**Written task**: Omit the pictures, then reproduce every remaining record exactly.

-------- Excerpted records

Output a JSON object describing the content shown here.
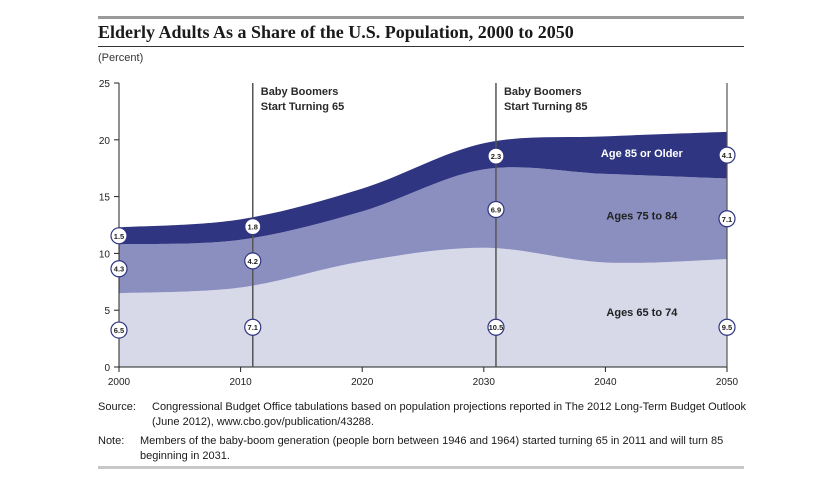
{
  "header": {
    "title": "Elderly Adults As a Share of the U.S. Population, 2000 to 2050",
    "unit_label": "(Percent)"
  },
  "chart_data": {
    "type": "area",
    "stacked": true,
    "x": [
      2000,
      2010,
      2020,
      2030,
      2040,
      2050
    ],
    "x_ticks": [
      "2000",
      "2010",
      "2020",
      "2030",
      "2040",
      "2050"
    ],
    "xlim": [
      2000,
      2050
    ],
    "ylim": [
      0,
      25
    ],
    "y_ticks": [
      "0",
      "5",
      "10",
      "15",
      "20",
      "25"
    ],
    "grid": false,
    "colors": {
      "ages_65_74": "#d7d9e8",
      "ages_75_84": "#8a8fbf",
      "ages_85_older": "#2f3580"
    },
    "series": [
      {
        "name": "Ages 65 to 74",
        "key": "ages_65_74",
        "values": [
          6.5,
          7.0,
          9.3,
          10.5,
          9.2,
          9.5
        ]
      },
      {
        "name": "Ages 75 to 84",
        "key": "ages_75_84",
        "values": [
          4.3,
          4.2,
          4.4,
          6.9,
          7.8,
          7.1
        ]
      },
      {
        "name": "Age 85 or Older",
        "key": "ages_85_older",
        "values": [
          1.5,
          1.8,
          2.0,
          2.3,
          3.3,
          4.1
        ]
      }
    ],
    "data_labels": [
      {
        "x": 2000,
        "series": "ages_65_74",
        "text": "6.5"
      },
      {
        "x": 2000,
        "series": "ages_75_84",
        "text": "4.3"
      },
      {
        "x": 2000,
        "series": "ages_85_older",
        "text": "1.5"
      },
      {
        "x": 2011,
        "series": "ages_65_74",
        "text": "7.1"
      },
      {
        "x": 2011,
        "series": "ages_75_84",
        "text": "4.2"
      },
      {
        "x": 2011,
        "series": "ages_85_older",
        "text": "1.8"
      },
      {
        "x": 2031,
        "series": "ages_65_74",
        "text": "10.5"
      },
      {
        "x": 2031,
        "series": "ages_75_84",
        "text": "6.9"
      },
      {
        "x": 2031,
        "series": "ages_85_older",
        "text": "2.3"
      },
      {
        "x": 2050,
        "series": "ages_65_74",
        "text": "9.5"
      },
      {
        "x": 2050,
        "series": "ages_75_84",
        "text": "7.1"
      },
      {
        "x": 2050,
        "series": "ages_85_older",
        "text": "4.1"
      }
    ],
    "annotations": [
      {
        "x": 2011,
        "lines": [
          "Baby Boomers",
          "Start Turning 65"
        ]
      },
      {
        "x": 2031,
        "lines": [
          "Baby Boomers",
          "Start Turning 85"
        ]
      }
    ]
  },
  "notes": {
    "source_label": "Source:",
    "source_text": "Congressional Budget Office tabulations based on population projections reported in The 2012 Long-Term Budget Outlook (June 2012), www.cbo.gov/publication/43288.",
    "note_label": "Note:",
    "note_text": "Members of the baby-boom generation (people born between 1946 and 1964) started turning 65 in 2011 and will turn 85 beginning in 2031."
  }
}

----------------

**Exercise response**:
Output a JSON object describing the content shown here.
{
  "header": {
    "title": "Elderly Adults As a Share of the U.S. Population, 2000 to 2050",
    "unit_label": "(Percent)"
  },
  "chart_data": {
    "type": "area",
    "stacked": true,
    "x": [
      2000,
      2010,
      2020,
      2030,
      2040,
      2050
    ],
    "x_ticks": [
      "2000",
      "2010",
      "2020",
      "2030",
      "2040",
      "2050"
    ],
    "xlim": [
      2000,
      2050
    ],
    "ylim": [
      0,
      25
    ],
    "y_ticks": [
      "0",
      "5",
      "10",
      "15",
      "20",
      "25"
    ],
    "grid": false,
    "colors": {
      "ages_65_74": "#d7d9e8",
      "ages_75_84": "#8a8fbf",
      "ages_85_older": "#2f3580"
    },
    "series": [
      {
        "name": "Ages 65 to 74",
        "key": "ages_65_74",
        "values": [
          6.5,
          7.0,
          9.3,
          10.5,
          9.2,
          9.5
        ]
      },
      {
        "name": "Ages 75 to 84",
        "key": "ages_75_84",
        "values": [
          4.3,
          4.2,
          4.4,
          6.9,
          7.8,
          7.1
        ]
      },
      {
        "name": "Age 85 or Older",
        "key": "ages_85_older",
        "values": [
          1.5,
          1.8,
          2.0,
          2.3,
          3.3,
          4.1
        ]
      }
    ],
    "data_labels": [
      {
        "x": 2000,
        "series": "ages_65_74",
        "text": "6.5"
      },
      {
        "x": 2000,
        "series": "ages_75_84",
        "text": "4.3"
      },
      {
        "x": 2000,
        "series": "ages_85_older",
        "text": "1.5"
      },
      {
        "x": 2011,
        "series": "ages_65_74",
        "text": "7.1"
      },
      {
        "x": 2011,
        "series": "ages_75_84",
        "text": "4.2"
      },
      {
        "x": 2011,
        "series": "ages_85_older",
        "text": "1.8"
      },
      {
        "x": 2031,
        "series": "ages_65_74",
        "text": "10.5"
      },
      {
        "x": 2031,
        "series": "ages_75_84",
        "text": "6.9"
      },
      {
        "x": 2031,
        "series": "ages_85_older",
        "text": "2.3"
      },
      {
        "x": 2050,
        "series": "ages_65_74",
        "text": "9.5"
      },
      {
        "x": 2050,
        "series": "ages_75_84",
        "text": "7.1"
      },
      {
        "x": 2050,
        "series": "ages_85_older",
        "text": "4.1"
      }
    ],
    "annotations": [
      {
        "x": 2011,
        "lines": [
          "Baby Boomers",
          "Start Turning 65"
        ]
      },
      {
        "x": 2031,
        "lines": [
          "Baby Boomers",
          "Start Turning 85"
        ]
      }
    ]
  },
  "notes": {
    "source_label": "Source:",
    "source_text": "Congressional Budget Office tabulations based on population projections reported in The 2012 Long-Term Budget Outlook (June 2012), www.cbo.gov/publication/43288.",
    "note_label": "Note:",
    "note_text": "Members of the baby-boom generation (people born between 1946 and 1964) started turning 65 in 2011 and will turn 85 beginning in 2031."
  }
}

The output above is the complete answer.